* **Short task**:
Make an exact copy of all the entries below, with the pictures left out.

* **Records to use**:
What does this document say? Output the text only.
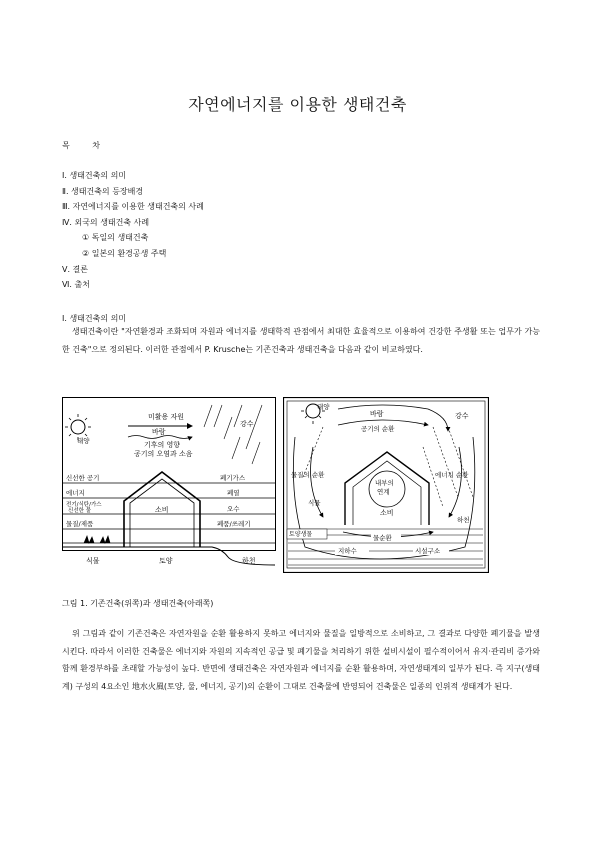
자연에너지를 이용한 생태건축
목 차
Ⅰ. 생태건축의 의미
Ⅱ. 생태건축의 등장배경
Ⅲ. 자연에너지를 이용한 생태건축의 사례
Ⅳ. 외국의 생태건축 사례
① 독일의 생태건축
② 일본의 환경공생 주택
Ⅴ. 결론
Ⅵ. 출처
Ⅰ. 생태건축의 의미

생태건축이란 "자연환경과 조화되며 자원과 에너지를 생태학적 관점에서 최대한 효율적으로 이용하여 건강한 주생활 또는 업무가 가능한 건축"으로 정의된다. 이러한 관점에서 P. Krusche는 기존건축과 생태건축을 다음과 같이 비교하였다.

태양
강수
미활용 자원
바람
기후의 영향
공기의 오염과 소음
신선한 공기
에너지
전기/식탄/가스
신선한 물
물질/제품
폐기가스
폐열
오수
폐품/쓰레기
소비
식물	토양	하천
태양
바람	강수
공기의 순환
물질의 순환	에너지 순환
내부의
연계
식물
소비
토양생물	물순환
지하수	시설구소
하천
그림 1. 기존건축(위쪽)과 생태건축(아래쪽)

위 그림과 같이 기존건축은 자연자원을 순환 활용하지 못하고 에너지와 물질을 일방적으로 소비하고, 그 결과로 다양한 폐기물을 발생시킨다. 따라서 이러한 건축물은 에너지와 자원의 지속적인 공급 및 폐기물을 처리하기 위한 설비시설이 필수적이어서 유지·관리비 증가와 함께 환경부하를 초래할 가능성이 높다. 반면에 생태건축은 자연자원과 에너지를 순환 활용하며, 자연생태계의 일부가 된다. 즉 지구(생태계) 구성의 4요소인 地水火風(토양, 물, 에너지, 공기)의 순환이 그대로 건축물에 반영되어 건축물은 일종의 인위적 생태계가 된다.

* **The solution**:
What does this document say? Output the text only.
자연에너지를 이용한 생태건축
목 차
Ⅰ. 생태건축의 의미
Ⅱ. 생태건축의 등장배경
Ⅲ. 자연에너지를 이용한 생태건축의 사례
Ⅳ. 외국의 생태건축 사례
① 독일의 생태건축
② 일본의 환경공생 주택
Ⅴ. 결론
Ⅵ. 출처
Ⅰ. 생태건축의 의미

생태건축이란 "자연환경과 조화되며 자원과 에너지를 생태학적 관점에서 최대한 효율적으로 이용하여 건강한 주생활 또는 업무가 가능한 건축"으로 정의된다. 이러한 관점에서 P. Krusche는 기존건축과 생태건축을 다음과 같이 비교하였다.

태양
강수
미활용 자원
바람
기후의 영향
공기의 오염과 소음
신선한 공기
에너지
전기/식탄/가스
신선한 물
물질/제품
폐기가스
폐열
오수
폐품/쓰레기
소비
식물	토양	하천
태양
바람	강수
공기의 순환
물질의 순환	에너지 순환
내부의
연계
식물
소비
토양생물	물순환
지하수	시설구소
하천
그림 1. 기존건축(위쪽)과 생태건축(아래쪽)

위 그림과 같이 기존건축은 자연자원을 순환 활용하지 못하고 에너지와 물질을 일방적으로 소비하고, 그 결과로 다양한 폐기물을 발생시킨다. 따라서 이러한 건축물은 에너지와 자원의 지속적인 공급 및 폐기물을 처리하기 위한 설비시설이 필수적이어서 유지·관리비 증가와 함께 환경부하를 초래할 가능성이 높다. 반면에 생태건축은 자연자원과 에너지를 순환 활용하며, 자연생태계의 일부가 된다. 즉 지구(생태계) 구성의 4요소인 地水火風(토양, 물, 에너지, 공기)의 순환이 그대로 건축물에 반영되어 건축물은 일종의 인위적 생태계가 된다.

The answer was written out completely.